▸ CHALLENGE
Write out each line from the data below that includes the word "document".

▸ PROVIDED RECORDS
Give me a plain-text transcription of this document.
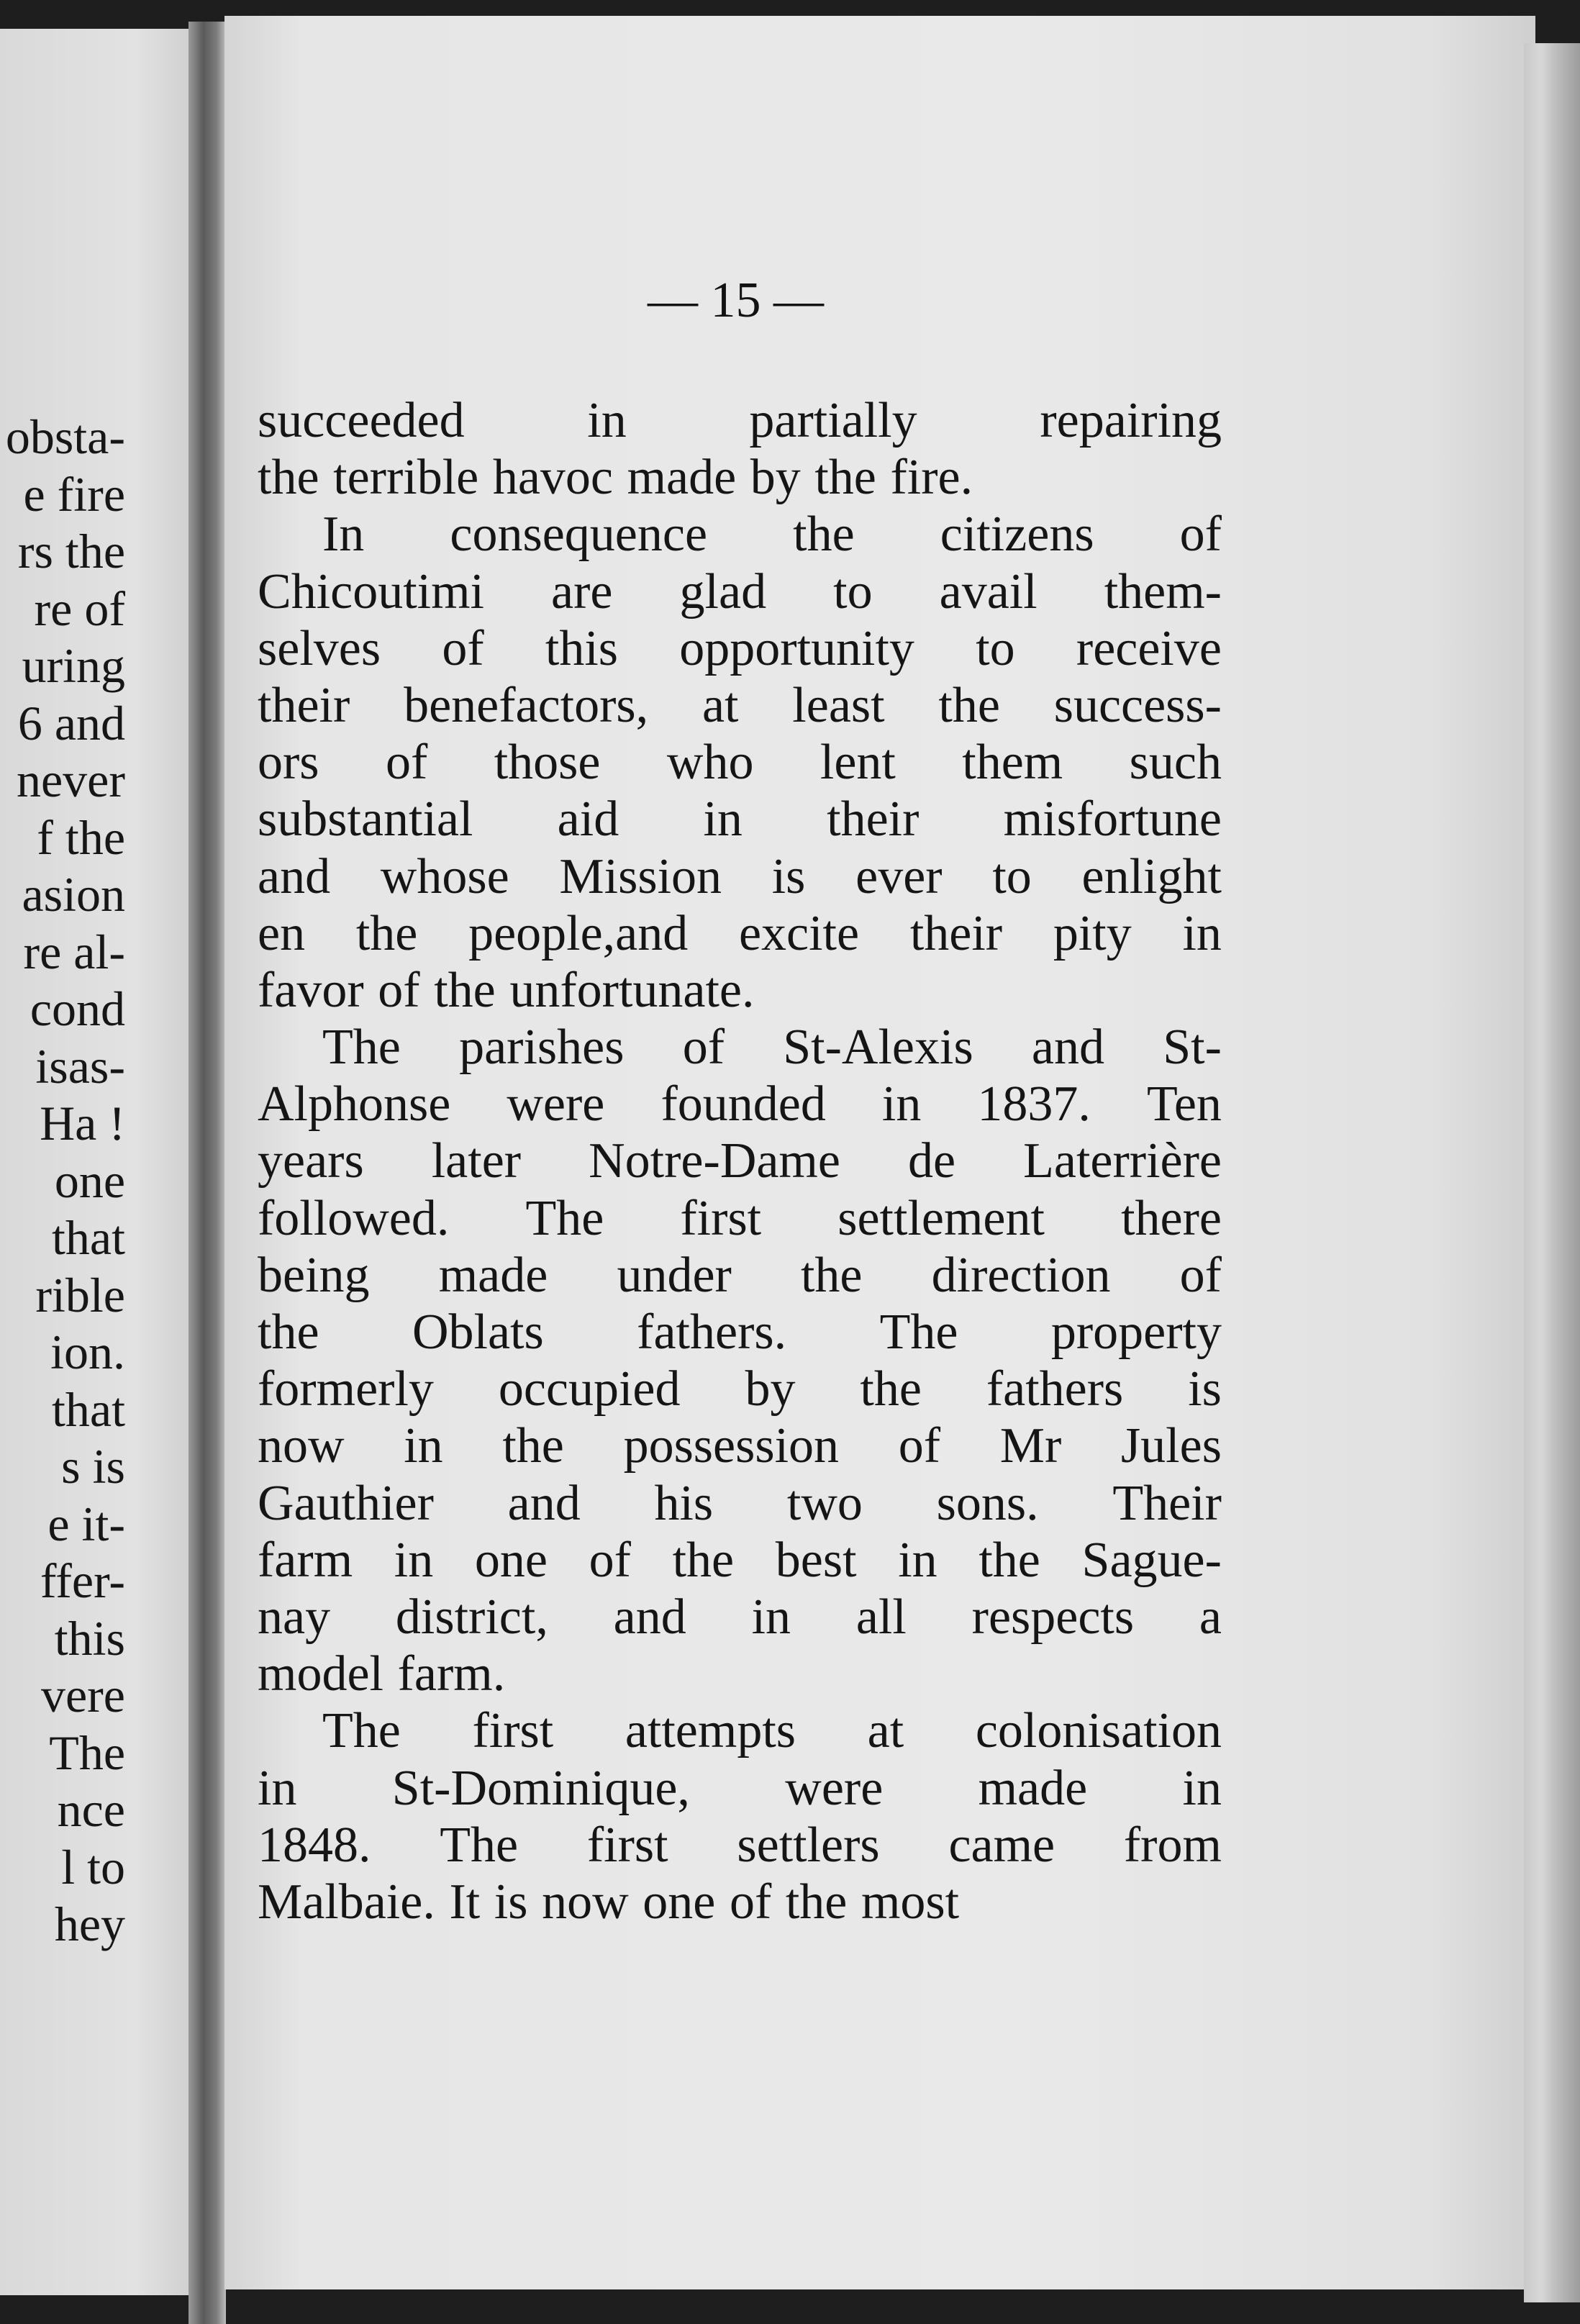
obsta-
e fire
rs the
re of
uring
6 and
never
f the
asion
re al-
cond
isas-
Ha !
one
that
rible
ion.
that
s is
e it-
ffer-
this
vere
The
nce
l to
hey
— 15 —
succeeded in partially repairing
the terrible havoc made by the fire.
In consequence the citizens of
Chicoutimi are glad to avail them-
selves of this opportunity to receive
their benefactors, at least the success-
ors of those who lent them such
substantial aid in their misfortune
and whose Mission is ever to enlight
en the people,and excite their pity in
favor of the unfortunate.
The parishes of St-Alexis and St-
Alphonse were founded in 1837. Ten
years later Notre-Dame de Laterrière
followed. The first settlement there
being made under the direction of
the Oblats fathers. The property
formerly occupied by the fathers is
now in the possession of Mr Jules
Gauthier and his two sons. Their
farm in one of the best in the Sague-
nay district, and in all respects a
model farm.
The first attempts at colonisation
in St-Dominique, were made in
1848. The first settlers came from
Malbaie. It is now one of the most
==
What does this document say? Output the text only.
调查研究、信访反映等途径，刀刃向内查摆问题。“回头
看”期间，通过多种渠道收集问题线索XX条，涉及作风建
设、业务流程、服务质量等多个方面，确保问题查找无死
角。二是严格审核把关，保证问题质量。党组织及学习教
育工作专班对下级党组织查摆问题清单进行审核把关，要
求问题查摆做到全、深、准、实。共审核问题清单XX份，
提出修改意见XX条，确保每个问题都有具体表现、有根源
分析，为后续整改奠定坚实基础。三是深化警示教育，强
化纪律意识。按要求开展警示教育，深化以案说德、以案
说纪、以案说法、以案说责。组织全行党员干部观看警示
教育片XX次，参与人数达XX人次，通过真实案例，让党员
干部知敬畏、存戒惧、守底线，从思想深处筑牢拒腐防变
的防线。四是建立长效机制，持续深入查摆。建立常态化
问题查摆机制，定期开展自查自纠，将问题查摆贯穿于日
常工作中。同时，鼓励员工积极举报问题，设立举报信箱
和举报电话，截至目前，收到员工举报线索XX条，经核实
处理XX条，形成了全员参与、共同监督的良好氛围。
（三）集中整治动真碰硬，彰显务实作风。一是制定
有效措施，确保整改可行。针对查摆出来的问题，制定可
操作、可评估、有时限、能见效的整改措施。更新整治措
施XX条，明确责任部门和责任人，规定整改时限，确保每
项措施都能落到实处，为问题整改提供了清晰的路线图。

▸ FULL RESPONSE
Give me a plain-text transcription of this document.
What does this document say? Output the text only.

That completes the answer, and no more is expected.